-- START Entries supplied --

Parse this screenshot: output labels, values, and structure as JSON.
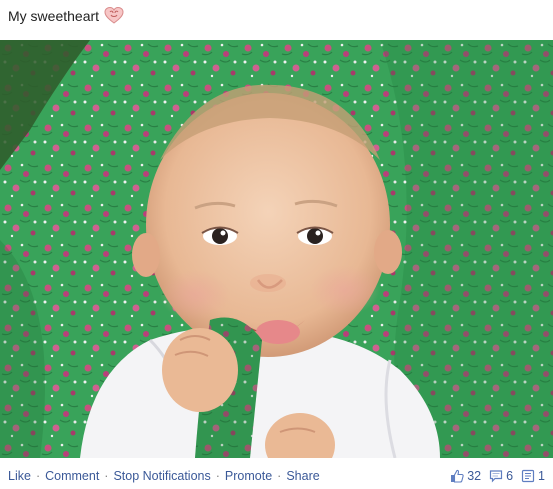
{
  "post": {
    "caption": "My sweetheart"
  },
  "photo": {
    "icon": "heart-emoji-icon"
  },
  "actions": {
    "like": "Like",
    "comment": "Comment",
    "stop_notifications": "Stop Notifications",
    "promote": "Promote",
    "share": "Share",
    "separator": "·"
  },
  "stats": {
    "likes": "32",
    "comments": "6",
    "shares": "1"
  },
  "colors": {
    "link": "#3b5998",
    "separator": "#7f7f7f"
  }
}
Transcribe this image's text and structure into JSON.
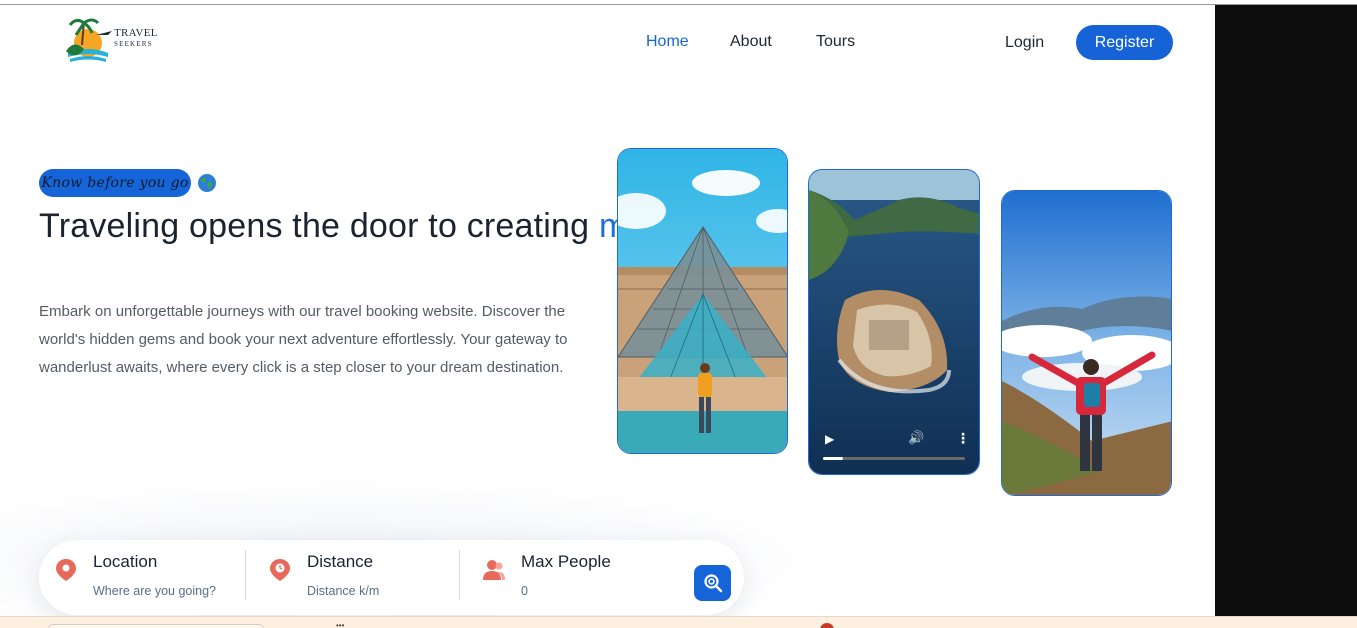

-- END Entries supplied --

◆ **Aim of the exercise**:
Reproduce every line exactly and omit all pictures.

◆ **Task response**:
Parse this screenshot: output labels, values, and structure as JSON.
{
  "post": {
    "caption": "My sweetheart"
  },
  "photo": {
    "icon": "heart-emoji-icon"
  },
  "actions": {
    "like": "Like",
    "comment": "Comment",
    "stop_notifications": "Stop Notifications",
    "promote": "Promote",
    "share": "Share",
    "separator": "·"
  },
  "stats": {
    "likes": "32",
    "comments": "6",
    "shares": "1"
  },
  "colors": {
    "link": "#3b5998",
    "separator": "#7f7f7f"
  }
}
Transcribe this image's text and structure into JSON.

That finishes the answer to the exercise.